⟨

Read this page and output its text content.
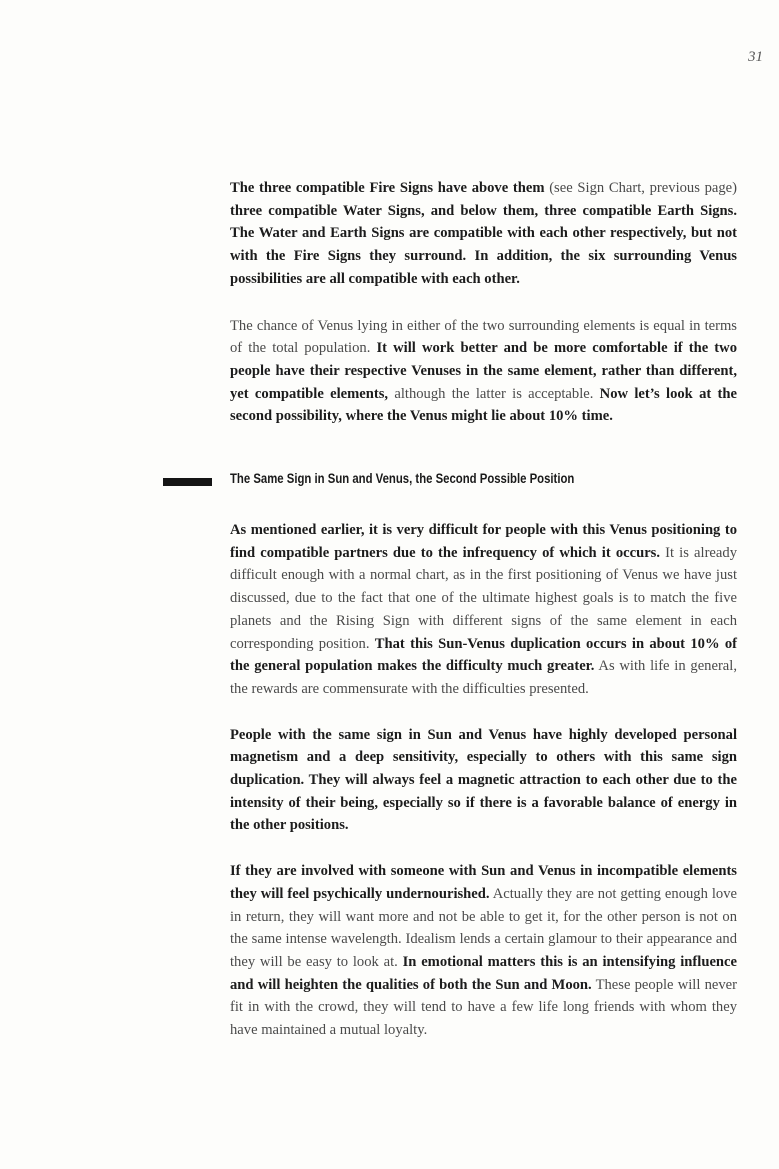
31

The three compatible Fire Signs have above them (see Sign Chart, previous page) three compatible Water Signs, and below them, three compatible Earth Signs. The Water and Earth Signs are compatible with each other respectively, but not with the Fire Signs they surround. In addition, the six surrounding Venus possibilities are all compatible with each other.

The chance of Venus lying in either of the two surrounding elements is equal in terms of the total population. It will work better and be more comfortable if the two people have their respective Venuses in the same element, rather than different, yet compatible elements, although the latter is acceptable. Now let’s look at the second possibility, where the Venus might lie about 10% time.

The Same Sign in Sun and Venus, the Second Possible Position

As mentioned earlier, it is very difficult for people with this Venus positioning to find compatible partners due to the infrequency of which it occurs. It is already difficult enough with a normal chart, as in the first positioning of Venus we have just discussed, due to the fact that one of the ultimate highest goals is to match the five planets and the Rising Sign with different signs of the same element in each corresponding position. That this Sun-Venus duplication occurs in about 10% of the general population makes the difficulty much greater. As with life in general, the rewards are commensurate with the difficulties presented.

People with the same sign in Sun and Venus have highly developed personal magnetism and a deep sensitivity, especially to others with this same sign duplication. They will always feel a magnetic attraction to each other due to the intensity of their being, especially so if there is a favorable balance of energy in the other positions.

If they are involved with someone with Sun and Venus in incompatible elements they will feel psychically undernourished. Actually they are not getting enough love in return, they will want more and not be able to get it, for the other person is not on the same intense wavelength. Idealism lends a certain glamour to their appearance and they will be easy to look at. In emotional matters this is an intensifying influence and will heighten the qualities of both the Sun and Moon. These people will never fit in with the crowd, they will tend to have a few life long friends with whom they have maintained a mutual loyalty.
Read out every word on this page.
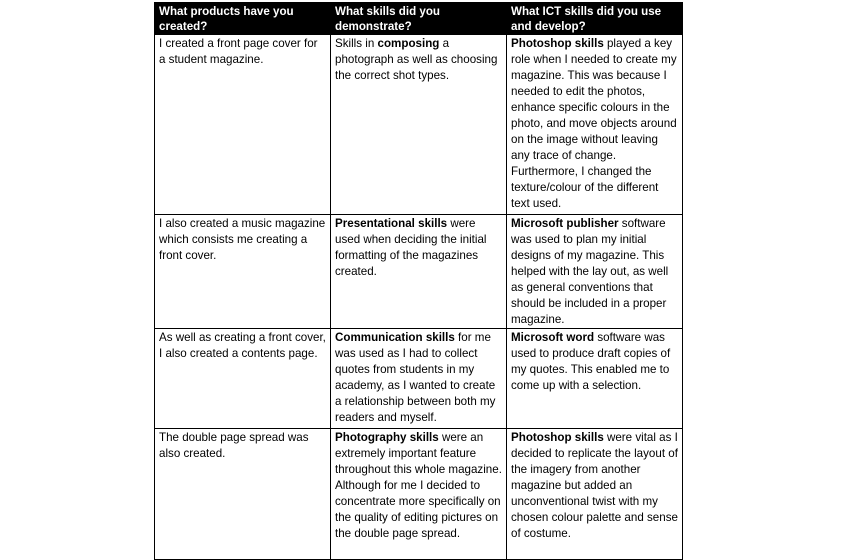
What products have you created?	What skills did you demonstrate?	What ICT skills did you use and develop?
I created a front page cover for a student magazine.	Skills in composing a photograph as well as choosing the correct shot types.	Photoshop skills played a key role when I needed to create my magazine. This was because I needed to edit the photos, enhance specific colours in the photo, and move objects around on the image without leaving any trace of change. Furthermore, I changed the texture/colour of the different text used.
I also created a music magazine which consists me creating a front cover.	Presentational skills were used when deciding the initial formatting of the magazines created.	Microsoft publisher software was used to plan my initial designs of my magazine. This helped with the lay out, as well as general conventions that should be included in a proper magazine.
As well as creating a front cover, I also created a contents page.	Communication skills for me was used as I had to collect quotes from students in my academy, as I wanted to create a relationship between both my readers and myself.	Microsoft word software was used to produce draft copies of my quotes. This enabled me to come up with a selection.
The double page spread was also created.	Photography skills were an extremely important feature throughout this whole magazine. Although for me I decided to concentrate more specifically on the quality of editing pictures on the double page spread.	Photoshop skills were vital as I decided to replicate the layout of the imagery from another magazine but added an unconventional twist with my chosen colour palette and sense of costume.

⟩
⟨

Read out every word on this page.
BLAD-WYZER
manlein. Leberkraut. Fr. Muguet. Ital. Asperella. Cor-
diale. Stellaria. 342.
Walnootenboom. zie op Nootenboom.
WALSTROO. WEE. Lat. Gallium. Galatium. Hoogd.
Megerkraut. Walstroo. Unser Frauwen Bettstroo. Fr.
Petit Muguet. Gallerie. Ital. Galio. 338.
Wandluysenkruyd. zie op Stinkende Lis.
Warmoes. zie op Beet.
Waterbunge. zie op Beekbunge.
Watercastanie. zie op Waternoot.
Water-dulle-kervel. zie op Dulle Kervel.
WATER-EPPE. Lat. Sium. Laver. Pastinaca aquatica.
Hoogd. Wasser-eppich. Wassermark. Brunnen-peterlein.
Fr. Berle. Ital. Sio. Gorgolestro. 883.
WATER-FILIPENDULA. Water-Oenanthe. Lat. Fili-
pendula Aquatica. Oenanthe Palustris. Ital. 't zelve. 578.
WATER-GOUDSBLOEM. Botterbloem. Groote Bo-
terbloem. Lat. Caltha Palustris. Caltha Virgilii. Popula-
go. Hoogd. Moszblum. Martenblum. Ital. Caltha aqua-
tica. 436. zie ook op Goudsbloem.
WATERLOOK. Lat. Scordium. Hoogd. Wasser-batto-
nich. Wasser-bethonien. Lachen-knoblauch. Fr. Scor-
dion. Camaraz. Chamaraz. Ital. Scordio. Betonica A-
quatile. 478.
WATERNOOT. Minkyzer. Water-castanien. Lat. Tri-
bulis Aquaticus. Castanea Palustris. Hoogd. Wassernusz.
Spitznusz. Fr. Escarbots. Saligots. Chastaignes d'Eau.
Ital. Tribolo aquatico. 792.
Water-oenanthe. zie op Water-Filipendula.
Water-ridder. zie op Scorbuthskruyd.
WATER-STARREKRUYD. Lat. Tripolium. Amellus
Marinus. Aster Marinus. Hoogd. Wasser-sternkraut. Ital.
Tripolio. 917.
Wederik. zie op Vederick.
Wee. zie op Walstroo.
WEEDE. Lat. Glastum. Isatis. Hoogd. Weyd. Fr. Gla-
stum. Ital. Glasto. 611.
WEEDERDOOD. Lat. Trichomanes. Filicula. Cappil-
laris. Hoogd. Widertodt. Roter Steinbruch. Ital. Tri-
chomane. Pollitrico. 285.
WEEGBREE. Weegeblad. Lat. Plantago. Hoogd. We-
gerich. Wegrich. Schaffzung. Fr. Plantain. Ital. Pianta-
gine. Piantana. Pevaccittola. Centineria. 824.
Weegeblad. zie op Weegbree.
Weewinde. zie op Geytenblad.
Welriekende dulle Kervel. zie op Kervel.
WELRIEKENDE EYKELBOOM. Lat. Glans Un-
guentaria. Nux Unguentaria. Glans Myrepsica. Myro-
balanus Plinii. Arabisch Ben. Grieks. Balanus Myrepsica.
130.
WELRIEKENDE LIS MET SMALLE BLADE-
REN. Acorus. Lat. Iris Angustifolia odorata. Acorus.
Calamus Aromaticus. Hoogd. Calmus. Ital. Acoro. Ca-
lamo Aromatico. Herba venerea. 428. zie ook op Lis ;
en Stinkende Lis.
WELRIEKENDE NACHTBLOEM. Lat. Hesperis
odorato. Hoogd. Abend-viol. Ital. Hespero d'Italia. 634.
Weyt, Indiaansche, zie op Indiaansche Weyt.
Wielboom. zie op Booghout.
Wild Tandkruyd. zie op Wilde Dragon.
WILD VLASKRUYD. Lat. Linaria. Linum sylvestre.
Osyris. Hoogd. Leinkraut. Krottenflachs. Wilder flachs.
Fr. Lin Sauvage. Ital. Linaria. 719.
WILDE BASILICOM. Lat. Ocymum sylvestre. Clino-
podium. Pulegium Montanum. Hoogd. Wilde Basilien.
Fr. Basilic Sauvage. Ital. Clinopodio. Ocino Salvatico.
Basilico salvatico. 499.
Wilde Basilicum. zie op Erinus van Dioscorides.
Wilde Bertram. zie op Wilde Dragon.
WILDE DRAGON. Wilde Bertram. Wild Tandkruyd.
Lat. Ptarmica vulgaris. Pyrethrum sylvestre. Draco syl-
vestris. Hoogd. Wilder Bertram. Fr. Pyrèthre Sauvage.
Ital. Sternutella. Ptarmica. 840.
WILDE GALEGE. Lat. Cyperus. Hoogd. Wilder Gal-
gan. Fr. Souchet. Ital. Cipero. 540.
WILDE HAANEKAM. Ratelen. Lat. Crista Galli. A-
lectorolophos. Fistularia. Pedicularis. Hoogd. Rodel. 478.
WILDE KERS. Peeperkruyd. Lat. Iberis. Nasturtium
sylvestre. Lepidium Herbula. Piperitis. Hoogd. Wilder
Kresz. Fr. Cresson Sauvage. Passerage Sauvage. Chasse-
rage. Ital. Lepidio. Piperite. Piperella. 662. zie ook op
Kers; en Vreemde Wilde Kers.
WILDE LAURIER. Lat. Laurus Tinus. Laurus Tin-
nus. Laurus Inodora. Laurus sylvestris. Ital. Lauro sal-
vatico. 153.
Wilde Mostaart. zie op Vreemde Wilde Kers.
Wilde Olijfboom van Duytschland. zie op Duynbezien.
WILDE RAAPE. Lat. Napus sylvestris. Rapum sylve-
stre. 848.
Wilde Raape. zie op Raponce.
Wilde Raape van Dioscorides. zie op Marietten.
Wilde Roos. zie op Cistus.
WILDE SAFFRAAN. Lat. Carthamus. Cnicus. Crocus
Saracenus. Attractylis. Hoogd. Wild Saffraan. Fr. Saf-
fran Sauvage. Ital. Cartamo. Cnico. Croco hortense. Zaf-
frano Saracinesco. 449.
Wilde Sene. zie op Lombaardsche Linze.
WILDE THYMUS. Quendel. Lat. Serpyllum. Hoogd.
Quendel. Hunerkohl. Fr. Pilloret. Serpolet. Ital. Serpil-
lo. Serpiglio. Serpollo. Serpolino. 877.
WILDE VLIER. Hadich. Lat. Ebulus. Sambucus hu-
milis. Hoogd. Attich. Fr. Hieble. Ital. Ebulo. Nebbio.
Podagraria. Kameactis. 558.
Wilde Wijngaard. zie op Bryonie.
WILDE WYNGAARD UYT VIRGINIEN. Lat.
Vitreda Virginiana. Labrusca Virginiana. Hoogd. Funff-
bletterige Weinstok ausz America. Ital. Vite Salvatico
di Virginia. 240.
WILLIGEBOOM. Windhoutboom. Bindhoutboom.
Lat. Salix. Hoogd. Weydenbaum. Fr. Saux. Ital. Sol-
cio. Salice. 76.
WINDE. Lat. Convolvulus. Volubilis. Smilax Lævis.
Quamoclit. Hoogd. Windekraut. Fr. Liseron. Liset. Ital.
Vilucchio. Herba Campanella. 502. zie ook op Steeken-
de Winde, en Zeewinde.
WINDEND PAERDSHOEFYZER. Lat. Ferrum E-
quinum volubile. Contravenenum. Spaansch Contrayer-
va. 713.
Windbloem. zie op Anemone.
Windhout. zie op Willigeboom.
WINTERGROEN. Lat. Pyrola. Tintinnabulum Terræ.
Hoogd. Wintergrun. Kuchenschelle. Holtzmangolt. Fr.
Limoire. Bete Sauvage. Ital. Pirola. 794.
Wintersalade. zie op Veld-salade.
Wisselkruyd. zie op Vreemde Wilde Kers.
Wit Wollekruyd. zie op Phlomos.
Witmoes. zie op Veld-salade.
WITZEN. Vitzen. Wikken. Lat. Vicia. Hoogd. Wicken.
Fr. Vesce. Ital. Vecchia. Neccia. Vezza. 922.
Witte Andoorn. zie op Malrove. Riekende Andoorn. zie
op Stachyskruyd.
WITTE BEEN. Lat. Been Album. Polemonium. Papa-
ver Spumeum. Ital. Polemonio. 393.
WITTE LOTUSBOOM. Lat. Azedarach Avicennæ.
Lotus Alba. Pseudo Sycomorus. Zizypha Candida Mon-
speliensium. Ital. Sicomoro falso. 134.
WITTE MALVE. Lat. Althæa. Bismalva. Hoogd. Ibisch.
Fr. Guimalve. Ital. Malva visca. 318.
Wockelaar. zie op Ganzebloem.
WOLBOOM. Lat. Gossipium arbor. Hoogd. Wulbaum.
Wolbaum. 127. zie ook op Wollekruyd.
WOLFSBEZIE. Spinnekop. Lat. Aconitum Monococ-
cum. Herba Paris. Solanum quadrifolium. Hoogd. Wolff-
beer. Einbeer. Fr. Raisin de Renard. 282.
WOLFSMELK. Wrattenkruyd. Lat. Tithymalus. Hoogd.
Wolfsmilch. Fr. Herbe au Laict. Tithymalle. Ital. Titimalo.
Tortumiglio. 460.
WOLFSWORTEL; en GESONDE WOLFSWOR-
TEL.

⟩
⟨

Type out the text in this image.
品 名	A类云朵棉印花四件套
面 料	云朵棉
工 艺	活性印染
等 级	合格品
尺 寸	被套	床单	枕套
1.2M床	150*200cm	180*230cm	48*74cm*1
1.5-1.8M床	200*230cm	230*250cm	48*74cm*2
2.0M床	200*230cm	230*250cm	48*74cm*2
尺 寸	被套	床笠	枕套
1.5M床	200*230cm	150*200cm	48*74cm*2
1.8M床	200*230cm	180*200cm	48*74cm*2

⟩

■ The task ■
Isolate the lines above that contain the word "text" and copy them.

■ Written solution ■
Read this page and output its text content.
I created a front page cover for a student magazine.	Skills in composing a photograph as well as choosing the correct shot types.	Photoshop skills played a key role when I needed to create my magazine. This was because I needed to edit the photos, enhance specific colours in the photo, and move objects around on the image without leaving any trace of change. Furthermore, I changed the texture/colour of the different text used.
Type out the text in this image.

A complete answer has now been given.